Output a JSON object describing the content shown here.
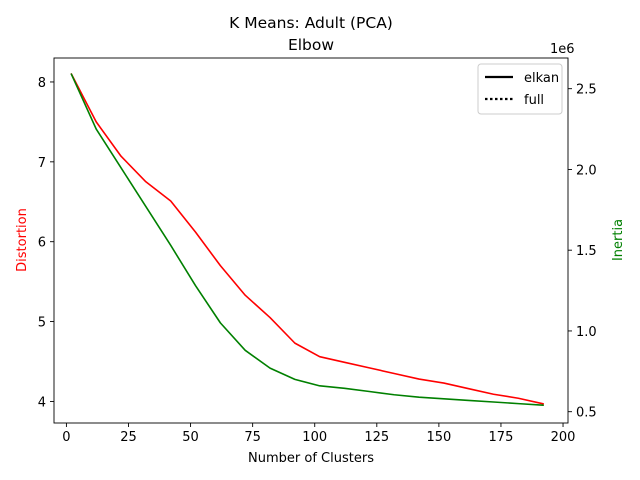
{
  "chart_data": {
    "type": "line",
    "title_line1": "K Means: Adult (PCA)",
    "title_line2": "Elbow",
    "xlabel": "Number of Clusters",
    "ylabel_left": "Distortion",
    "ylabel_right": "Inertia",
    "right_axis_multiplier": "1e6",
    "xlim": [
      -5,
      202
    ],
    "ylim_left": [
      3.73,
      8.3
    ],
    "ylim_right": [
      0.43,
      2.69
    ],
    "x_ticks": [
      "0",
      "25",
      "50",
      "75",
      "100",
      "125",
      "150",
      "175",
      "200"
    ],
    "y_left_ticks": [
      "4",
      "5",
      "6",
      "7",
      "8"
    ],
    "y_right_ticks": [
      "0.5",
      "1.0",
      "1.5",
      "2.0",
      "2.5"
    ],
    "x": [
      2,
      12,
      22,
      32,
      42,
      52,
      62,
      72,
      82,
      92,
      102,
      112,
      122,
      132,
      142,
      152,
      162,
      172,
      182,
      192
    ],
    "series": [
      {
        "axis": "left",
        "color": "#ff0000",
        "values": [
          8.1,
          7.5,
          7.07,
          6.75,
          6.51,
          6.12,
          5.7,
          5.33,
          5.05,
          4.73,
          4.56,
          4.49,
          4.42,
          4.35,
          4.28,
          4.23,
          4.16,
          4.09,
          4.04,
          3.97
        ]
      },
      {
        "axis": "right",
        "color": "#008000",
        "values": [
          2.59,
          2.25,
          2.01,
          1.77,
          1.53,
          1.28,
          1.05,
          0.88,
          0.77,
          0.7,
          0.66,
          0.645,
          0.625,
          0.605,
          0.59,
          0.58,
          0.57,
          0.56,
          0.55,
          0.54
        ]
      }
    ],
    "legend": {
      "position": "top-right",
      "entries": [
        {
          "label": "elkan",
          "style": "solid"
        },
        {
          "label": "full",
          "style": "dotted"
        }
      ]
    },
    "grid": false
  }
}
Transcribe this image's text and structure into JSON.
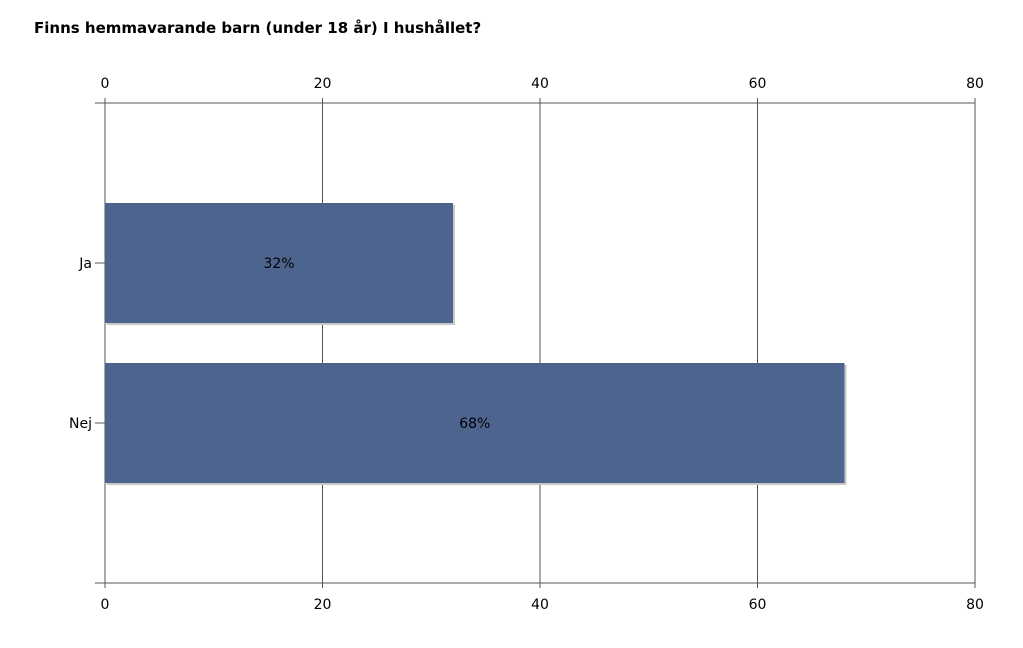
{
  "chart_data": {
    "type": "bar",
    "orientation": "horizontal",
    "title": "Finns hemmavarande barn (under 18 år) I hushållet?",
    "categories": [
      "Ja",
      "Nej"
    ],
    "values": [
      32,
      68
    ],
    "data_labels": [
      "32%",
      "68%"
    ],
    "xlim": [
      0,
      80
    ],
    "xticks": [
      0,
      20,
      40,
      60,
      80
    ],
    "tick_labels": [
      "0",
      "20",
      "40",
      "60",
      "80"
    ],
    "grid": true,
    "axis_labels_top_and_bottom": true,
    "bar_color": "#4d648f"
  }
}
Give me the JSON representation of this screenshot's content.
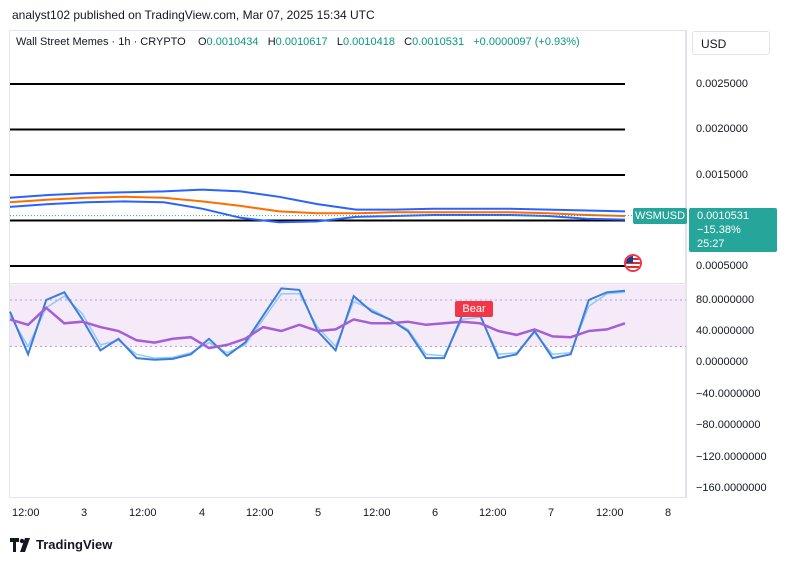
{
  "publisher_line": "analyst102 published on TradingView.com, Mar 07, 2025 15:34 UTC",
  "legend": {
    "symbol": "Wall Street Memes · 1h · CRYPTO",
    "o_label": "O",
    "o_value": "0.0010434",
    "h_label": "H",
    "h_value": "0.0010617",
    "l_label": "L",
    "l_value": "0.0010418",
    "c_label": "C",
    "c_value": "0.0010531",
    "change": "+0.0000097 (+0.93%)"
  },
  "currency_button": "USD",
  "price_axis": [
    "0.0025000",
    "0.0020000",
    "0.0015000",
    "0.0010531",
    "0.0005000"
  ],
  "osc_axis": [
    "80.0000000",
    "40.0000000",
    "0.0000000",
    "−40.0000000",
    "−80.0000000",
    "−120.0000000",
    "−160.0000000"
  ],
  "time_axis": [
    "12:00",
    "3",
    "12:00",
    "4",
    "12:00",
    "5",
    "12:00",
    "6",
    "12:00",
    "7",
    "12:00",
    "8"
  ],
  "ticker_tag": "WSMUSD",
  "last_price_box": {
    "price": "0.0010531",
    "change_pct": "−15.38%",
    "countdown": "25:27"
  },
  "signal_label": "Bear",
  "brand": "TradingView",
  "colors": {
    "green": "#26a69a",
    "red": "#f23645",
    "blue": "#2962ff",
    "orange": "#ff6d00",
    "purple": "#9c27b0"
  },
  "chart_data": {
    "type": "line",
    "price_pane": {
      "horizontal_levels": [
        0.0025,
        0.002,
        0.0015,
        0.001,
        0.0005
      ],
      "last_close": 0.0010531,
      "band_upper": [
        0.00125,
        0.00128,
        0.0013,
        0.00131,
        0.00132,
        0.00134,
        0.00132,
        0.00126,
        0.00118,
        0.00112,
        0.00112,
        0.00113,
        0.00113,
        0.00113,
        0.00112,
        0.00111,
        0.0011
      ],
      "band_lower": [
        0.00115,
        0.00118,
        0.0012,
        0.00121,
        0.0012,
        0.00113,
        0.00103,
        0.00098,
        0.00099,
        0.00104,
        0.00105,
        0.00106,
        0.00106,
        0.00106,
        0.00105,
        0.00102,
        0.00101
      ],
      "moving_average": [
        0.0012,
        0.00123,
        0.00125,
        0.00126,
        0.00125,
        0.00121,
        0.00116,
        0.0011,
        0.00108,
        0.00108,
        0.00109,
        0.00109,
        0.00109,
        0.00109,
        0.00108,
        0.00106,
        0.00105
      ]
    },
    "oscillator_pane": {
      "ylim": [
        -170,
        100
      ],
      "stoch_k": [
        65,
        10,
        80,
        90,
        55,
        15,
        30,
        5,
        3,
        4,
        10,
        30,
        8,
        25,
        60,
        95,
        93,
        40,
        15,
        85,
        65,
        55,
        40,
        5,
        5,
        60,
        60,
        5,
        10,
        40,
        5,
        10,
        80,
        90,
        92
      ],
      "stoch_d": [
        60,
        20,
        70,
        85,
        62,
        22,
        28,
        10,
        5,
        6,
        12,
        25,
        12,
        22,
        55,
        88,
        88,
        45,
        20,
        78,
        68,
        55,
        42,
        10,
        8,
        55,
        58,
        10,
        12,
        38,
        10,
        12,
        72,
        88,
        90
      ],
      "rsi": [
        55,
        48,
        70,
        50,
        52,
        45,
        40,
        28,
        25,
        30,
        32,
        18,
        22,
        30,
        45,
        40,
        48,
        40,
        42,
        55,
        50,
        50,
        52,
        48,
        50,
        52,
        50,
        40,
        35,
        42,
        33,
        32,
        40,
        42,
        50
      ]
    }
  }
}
• • •
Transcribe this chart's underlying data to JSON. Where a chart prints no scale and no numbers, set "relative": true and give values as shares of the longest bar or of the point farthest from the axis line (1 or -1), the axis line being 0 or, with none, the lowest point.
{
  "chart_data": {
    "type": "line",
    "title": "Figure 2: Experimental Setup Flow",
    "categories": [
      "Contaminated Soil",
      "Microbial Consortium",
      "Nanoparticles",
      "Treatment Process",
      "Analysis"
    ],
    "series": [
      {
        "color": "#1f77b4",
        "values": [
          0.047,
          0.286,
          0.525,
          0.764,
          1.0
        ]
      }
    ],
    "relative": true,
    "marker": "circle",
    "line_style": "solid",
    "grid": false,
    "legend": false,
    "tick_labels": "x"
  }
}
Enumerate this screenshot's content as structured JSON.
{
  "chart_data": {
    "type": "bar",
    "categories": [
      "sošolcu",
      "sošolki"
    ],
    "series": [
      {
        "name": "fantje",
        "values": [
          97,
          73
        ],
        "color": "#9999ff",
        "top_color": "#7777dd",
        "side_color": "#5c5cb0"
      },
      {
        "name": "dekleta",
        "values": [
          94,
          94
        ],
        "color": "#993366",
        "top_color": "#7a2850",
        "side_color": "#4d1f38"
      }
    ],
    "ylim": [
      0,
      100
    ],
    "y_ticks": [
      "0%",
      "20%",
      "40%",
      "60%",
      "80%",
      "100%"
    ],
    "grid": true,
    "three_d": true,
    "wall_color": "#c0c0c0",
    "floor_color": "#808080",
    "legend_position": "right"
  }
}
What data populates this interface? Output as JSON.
• • •
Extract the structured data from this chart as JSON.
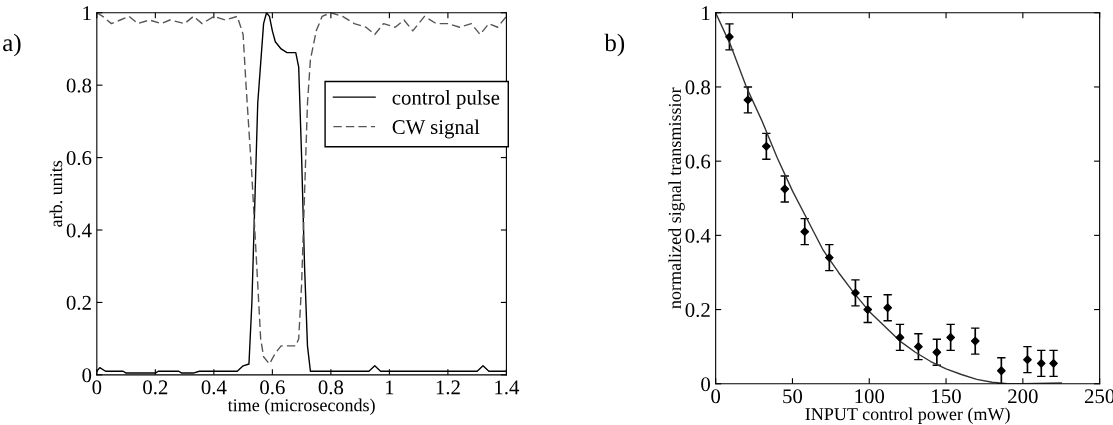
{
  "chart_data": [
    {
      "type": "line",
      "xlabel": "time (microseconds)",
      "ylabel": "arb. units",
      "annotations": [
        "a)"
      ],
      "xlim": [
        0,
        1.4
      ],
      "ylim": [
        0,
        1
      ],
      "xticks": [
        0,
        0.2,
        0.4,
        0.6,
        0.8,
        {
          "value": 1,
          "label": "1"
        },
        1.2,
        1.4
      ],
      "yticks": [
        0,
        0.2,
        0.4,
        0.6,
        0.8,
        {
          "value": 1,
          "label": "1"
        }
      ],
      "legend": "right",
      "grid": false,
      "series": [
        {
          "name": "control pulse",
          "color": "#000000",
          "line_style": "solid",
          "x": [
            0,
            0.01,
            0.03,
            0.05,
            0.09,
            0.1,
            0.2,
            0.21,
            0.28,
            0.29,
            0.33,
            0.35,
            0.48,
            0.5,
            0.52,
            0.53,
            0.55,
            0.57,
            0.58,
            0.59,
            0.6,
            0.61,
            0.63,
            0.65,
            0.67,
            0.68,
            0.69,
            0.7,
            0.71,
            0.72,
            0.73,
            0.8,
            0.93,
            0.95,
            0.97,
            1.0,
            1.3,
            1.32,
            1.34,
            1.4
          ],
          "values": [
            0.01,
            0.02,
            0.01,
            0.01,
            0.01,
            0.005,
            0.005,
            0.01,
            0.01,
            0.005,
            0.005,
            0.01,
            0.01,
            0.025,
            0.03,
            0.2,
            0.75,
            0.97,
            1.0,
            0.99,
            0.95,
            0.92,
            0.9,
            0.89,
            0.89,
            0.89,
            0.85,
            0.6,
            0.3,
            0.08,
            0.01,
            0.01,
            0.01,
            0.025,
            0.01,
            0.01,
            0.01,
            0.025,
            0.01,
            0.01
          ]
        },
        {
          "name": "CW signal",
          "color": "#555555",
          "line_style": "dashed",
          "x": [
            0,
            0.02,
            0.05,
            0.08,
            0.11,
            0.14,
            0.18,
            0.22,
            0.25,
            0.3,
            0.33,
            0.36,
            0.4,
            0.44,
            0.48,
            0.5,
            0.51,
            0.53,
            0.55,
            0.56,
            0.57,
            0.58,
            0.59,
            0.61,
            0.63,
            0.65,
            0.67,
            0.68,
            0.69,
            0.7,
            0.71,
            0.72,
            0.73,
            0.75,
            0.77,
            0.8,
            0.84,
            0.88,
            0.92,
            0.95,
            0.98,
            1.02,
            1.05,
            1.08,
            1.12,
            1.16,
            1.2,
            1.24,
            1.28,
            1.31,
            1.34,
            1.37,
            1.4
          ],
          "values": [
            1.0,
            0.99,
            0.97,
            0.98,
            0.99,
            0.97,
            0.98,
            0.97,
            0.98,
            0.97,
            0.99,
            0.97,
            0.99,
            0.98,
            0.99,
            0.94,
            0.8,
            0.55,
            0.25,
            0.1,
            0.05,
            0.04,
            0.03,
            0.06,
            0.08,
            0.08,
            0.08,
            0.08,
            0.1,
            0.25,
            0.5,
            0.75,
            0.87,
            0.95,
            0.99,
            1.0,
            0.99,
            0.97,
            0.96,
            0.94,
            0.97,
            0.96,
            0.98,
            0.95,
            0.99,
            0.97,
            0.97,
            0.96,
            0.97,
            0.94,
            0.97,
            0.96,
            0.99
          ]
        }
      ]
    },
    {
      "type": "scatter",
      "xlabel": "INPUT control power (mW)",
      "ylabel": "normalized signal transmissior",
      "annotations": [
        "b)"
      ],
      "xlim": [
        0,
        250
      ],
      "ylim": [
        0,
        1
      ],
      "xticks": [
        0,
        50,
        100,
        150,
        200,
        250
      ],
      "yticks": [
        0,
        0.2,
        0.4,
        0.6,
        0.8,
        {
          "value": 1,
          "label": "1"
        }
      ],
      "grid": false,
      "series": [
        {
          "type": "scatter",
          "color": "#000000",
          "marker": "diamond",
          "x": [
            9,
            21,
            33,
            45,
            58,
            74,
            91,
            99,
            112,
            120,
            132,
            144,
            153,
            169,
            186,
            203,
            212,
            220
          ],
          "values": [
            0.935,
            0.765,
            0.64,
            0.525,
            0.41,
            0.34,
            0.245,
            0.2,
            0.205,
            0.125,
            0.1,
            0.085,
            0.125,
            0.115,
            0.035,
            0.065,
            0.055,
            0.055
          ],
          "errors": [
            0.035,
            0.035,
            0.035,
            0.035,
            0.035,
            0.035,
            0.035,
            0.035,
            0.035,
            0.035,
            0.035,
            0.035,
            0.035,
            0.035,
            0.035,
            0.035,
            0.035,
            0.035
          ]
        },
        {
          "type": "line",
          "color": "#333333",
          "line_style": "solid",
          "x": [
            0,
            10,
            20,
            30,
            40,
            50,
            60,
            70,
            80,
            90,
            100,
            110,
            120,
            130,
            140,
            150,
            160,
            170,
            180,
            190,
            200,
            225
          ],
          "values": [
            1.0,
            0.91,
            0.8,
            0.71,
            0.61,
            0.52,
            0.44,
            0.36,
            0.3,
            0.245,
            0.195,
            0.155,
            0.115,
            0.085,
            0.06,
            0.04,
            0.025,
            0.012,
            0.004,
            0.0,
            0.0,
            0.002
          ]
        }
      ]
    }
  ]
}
• • •
WHAT IS BEING ASKED - In the material above, locate the line containing "Transcribe this chart's" and the line containing "What data populates". Transcribe exactly those two lines and every line between them, and nothing more.

COMPLETED EXERCISE -
Transcribe this chart's underlying data to JSON. Where a chart prints no scale and no numbers, set "relative": true and give values as shares of the longest bar or of the point farthest from the axis line (1 or -1), the axis line being 0 or, with none, the lowest point.
{
  "chart_data": {
    "type": "line",
    "title": "Figure 2: Experimental Setup Flow",
    "categories": [
      "Contaminated Soil",
      "Microbial Consortium",
      "Nanoparticles",
      "Treatment Process",
      "Analysis"
    ],
    "series": [
      {
        "color": "#1f77b4",
        "values": [
          0.047,
          0.286,
          0.525,
          0.764,
          1.0
        ]
      }
    ],
    "relative": true,
    "marker": "circle",
    "line_style": "solid",
    "grid": false,
    "legend": false,
    "tick_labels": "x"
  }
}
Enumerate this screenshot's content as structured JSON.
{
  "chart_data": {
    "type": "bar",
    "categories": [
      "sošolcu",
      "sošolki"
    ],
    "series": [
      {
        "name": "fantje",
        "values": [
          97,
          73
        ],
        "color": "#9999ff",
        "top_color": "#7777dd",
        "side_color": "#5c5cb0"
      },
      {
        "name": "dekleta",
        "values": [
          94,
          94
        ],
        "color": "#993366",
        "top_color": "#7a2850",
        "side_color": "#4d1f38"
      }
    ],
    "ylim": [
      0,
      100
    ],
    "y_ticks": [
      "0%",
      "20%",
      "40%",
      "60%",
      "80%",
      "100%"
    ],
    "grid": true,
    "three_d": true,
    "wall_color": "#c0c0c0",
    "floor_color": "#808080",
    "legend_position": "right"
  }
}
What data populates this interface? Output as JSON.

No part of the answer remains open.